Would you transcribe all of the data exactly, down to the last character?

Chart and figure data
----

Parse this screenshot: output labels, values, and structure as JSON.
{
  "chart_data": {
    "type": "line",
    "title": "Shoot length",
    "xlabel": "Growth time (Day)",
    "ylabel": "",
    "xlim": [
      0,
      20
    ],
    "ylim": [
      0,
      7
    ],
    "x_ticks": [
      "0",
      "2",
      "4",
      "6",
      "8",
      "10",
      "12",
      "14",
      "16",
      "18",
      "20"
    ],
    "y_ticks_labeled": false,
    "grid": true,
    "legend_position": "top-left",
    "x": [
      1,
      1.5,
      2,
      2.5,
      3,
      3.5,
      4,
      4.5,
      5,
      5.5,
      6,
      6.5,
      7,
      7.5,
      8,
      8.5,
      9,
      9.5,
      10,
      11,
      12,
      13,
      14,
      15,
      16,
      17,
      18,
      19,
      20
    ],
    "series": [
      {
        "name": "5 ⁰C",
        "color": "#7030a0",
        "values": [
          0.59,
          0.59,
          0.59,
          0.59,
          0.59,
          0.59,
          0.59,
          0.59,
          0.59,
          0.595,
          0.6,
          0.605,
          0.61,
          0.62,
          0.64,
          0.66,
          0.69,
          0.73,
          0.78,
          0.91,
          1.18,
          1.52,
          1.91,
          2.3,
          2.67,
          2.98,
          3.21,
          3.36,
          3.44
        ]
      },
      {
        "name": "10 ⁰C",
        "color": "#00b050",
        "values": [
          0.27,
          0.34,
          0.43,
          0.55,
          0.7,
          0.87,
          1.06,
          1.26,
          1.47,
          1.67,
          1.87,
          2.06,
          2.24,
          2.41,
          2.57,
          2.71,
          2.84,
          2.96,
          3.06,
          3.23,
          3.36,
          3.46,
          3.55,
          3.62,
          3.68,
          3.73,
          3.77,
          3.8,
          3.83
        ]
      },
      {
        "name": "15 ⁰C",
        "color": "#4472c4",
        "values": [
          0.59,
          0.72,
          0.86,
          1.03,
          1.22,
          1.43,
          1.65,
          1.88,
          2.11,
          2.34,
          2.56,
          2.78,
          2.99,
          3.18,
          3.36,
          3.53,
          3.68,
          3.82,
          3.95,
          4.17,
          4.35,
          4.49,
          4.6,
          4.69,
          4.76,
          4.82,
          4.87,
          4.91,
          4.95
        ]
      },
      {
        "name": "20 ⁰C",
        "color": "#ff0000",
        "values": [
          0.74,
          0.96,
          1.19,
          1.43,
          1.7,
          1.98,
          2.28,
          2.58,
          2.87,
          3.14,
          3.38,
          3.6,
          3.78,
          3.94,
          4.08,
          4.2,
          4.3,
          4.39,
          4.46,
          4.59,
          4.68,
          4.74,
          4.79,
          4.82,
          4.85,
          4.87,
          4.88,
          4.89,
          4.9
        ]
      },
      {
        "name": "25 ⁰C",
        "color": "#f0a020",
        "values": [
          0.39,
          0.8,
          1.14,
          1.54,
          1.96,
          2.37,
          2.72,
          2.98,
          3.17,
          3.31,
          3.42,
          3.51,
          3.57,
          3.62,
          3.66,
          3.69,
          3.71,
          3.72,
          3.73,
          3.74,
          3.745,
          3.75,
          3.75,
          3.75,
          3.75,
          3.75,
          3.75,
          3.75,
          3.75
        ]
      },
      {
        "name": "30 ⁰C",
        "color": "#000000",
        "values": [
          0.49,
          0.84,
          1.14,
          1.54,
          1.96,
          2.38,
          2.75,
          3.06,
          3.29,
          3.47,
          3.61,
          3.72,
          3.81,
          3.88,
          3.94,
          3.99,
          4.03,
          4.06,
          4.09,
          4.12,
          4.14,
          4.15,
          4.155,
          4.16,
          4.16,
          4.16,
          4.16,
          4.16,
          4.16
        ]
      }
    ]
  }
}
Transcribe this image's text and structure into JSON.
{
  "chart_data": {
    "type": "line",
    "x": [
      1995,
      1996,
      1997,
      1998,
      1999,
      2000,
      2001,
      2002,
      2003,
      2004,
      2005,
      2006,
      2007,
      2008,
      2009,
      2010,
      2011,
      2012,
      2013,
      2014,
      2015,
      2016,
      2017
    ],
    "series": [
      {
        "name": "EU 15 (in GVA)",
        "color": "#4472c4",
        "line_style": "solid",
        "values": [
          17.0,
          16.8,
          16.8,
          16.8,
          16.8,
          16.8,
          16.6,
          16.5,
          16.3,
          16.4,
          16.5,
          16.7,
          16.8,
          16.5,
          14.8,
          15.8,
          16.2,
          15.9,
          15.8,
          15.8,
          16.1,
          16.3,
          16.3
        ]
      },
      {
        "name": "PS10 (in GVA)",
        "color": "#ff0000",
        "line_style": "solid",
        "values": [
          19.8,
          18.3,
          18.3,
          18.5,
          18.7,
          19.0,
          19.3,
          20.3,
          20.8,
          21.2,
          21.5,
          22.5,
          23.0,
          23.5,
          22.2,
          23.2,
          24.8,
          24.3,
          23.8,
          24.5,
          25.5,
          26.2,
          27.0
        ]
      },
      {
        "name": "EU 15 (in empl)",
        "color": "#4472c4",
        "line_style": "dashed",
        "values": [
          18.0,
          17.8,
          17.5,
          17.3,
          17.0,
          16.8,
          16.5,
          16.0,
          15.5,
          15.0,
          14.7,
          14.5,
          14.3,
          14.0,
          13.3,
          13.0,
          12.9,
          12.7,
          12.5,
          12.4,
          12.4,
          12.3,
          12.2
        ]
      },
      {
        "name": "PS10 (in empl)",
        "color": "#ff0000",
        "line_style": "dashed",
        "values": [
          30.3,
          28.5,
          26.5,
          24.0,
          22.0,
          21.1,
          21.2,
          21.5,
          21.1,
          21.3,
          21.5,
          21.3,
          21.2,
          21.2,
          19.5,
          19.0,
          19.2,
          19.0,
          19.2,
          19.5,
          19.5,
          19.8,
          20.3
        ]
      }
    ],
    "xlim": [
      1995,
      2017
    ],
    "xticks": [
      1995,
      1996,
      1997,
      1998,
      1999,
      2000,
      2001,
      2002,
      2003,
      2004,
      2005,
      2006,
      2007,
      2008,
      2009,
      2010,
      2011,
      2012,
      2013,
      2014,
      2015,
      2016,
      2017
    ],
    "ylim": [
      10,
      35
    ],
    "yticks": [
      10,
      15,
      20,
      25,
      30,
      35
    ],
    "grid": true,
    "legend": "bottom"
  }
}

----

Written solution
Parse this screenshot: output labels, values, and structure as JSON.
{
  "chart_data": {
    "type": "line",
    "title": "Shoot length",
    "xlabel": "Growth time (Day)",
    "ylabel": "",
    "xlim": [
      0,
      20
    ],
    "ylim": [
      0,
      7
    ],
    "x_ticks": [
      "0",
      "2",
      "4",
      "6",
      "8",
      "10",
      "12",
      "14",
      "16",
      "18",
      "20"
    ],
    "y_ticks_labeled": false,
    "grid": true,
    "legend_position": "top-left",
    "x": [
      1,
      1.5,
      2,
      2.5,
      3,
      3.5,
      4,
      4.5,
      5,
      5.5,
      6,
      6.5,
      7,
      7.5,
      8,
      8.5,
      9,
      9.5,
      10,
      11,
      12,
      13,
      14,
      15,
      16,
      17,
      18,
      19,
      20
    ],
    "series": [
      {
        "name": "5 ⁰C",
        "color": "#7030a0",
        "values": [
          0.59,
          0.59,
          0.59,
          0.59,
          0.59,
          0.59,
          0.59,
          0.59,
          0.59,
          0.595,
          0.6,
          0.605,
          0.61,
          0.62,
          0.64,
          0.66,
          0.69,
          0.73,
          0.78,
          0.91,
          1.18,
          1.52,
          1.91,
          2.3,
          2.67,
          2.98,
          3.21,
          3.36,
          3.44
        ]
      },
      {
        "name": "10 ⁰C",
        "color": "#00b050",
        "values": [
          0.27,
          0.34,
          0.43,
          0.55,
          0.7,
          0.87,
          1.06,
          1.26,
          1.47,
          1.67,
          1.87,
          2.06,
          2.24,
          2.41,
          2.57,
          2.71,
          2.84,
          2.96,
          3.06,
          3.23,
          3.36,
          3.46,
          3.55,
          3.62,
          3.68,
          3.73,
          3.77,
          3.8,
          3.83
        ]
      },
      {
        "name": "15 ⁰C",
        "color": "#4472c4",
        "values": [
          0.59,
          0.72,
          0.86,
          1.03,
          1.22,
          1.43,
          1.65,
          1.88,
          2.11,
          2.34,
          2.56,
          2.78,
          2.99,
          3.18,
          3.36,
          3.53,
          3.68,
          3.82,
          3.95,
          4.17,
          4.35,
          4.49,
          4.6,
          4.69,
          4.76,
          4.82,
          4.87,
          4.91,
          4.95
        ]
      },
      {
        "name": "20 ⁰C",
        "color": "#ff0000",
        "values": [
          0.74,
          0.96,
          1.19,
          1.43,
          1.7,
          1.98,
          2.28,
          2.58,
          2.87,
          3.14,
          3.38,
          3.6,
          3.78,
          3.94,
          4.08,
          4.2,
          4.3,
          4.39,
          4.46,
          4.59,
          4.68,
          4.74,
          4.79,
          4.82,
          4.85,
          4.87,
          4.88,
          4.89,
          4.9
        ]
      },
      {
        "name": "25 ⁰C",
        "color": "#f0a020",
        "values": [
          0.39,
          0.8,
          1.14,
          1.54,
          1.96,
          2.37,
          2.72,
          2.98,
          3.17,
          3.31,
          3.42,
          3.51,
          3.57,
          3.62,
          3.66,
          3.69,
          3.71,
          3.72,
          3.73,
          3.74,
          3.745,
          3.75,
          3.75,
          3.75,
          3.75,
          3.75,
          3.75,
          3.75,
          3.75
        ]
      },
      {
        "name": "30 ⁰C",
        "color": "#000000",
        "values": [
          0.49,
          0.84,
          1.14,
          1.54,
          1.96,
          2.38,
          2.75,
          3.06,
          3.29,
          3.47,
          3.61,
          3.72,
          3.81,
          3.88,
          3.94,
          3.99,
          4.03,
          4.06,
          4.09,
          4.12,
          4.14,
          4.15,
          4.155,
          4.16,
          4.16,
          4.16,
          4.16,
          4.16,
          4.16
        ]
      }
    ]
  }
}
Transcribe this image's text and structure into JSON.
{
  "chart_data": {
    "type": "line",
    "x": [
      1995,
      1996,
      1997,
      1998,
      1999,
      2000,
      2001,
      2002,
      2003,
      2004,
      2005,
      2006,
      2007,
      2008,
      2009,
      2010,
      2011,
      2012,
      2013,
      2014,
      2015,
      2016,
      2017
    ],
    "series": [
      {
        "name": "EU 15 (in GVA)",
        "color": "#4472c4",
        "line_style": "solid",
        "values": [
          17.0,
          16.8,
          16.8,
          16.8,
          16.8,
          16.8,
          16.6,
          16.5,
          16.3,
          16.4,
          16.5,
          16.7,
          16.8,
          16.5,
          14.8,
          15.8,
          16.2,
          15.9,
          15.8,
          15.8,
          16.1,
          16.3,
          16.3
        ]
      },
      {
        "name": "PS10 (in GVA)",
        "color": "#ff0000",
        "line_style": "solid",
        "values": [
          19.8,
          18.3,
          18.3,
          18.5,
          18.7,
          19.0,
          19.3,
          20.3,
          20.8,
          21.2,
          21.5,
          22.5,
          23.0,
          23.5,
          22.2,
          23.2,
          24.8,
          24.3,
          23.8,
          24.5,
          25.5,
          26.2,
          27.0
        ]
      },
      {
        "name": "EU 15 (in empl)",
        "color": "#4472c4",
        "line_style": "dashed",
        "values": [
          18.0,
          17.8,
          17.5,
          17.3,
          17.0,
          16.8,
          16.5,
          16.0,
          15.5,
          15.0,
          14.7,
          14.5,
          14.3,
          14.0,
          13.3,
          13.0,
          12.9,
          12.7,
          12.5,
          12.4,
          12.4,
          12.3,
          12.2
        ]
      },
      {
        "name": "PS10 (in empl)",
        "color": "#ff0000",
        "line_style": "dashed",
        "values": [
          30.3,
          28.5,
          26.5,
          24.0,
          22.0,
          21.1,
          21.2,
          21.5,
          21.1,
          21.3,
          21.5,
          21.3,
          21.2,
          21.2,
          19.5,
          19.0,
          19.2,
          19.0,
          19.2,
          19.5,
          19.5,
          19.8,
          20.3
        ]
      }
    ],
    "xlim": [
      1995,
      2017
    ],
    "xticks": [
      1995,
      1996,
      1997,
      1998,
      1999,
      2000,
      2001,
      2002,
      2003,
      2004,
      2005,
      2006,
      2007,
      2008,
      2009,
      2010,
      2011,
      2012,
      2013,
      2014,
      2015,
      2016,
      2017
    ],
    "ylim": [
      10,
      35
    ],
    "yticks": [
      10,
      15,
      20,
      25,
      30,
      35
    ],
    "grid": true,
    "legend": "bottom"
  }
}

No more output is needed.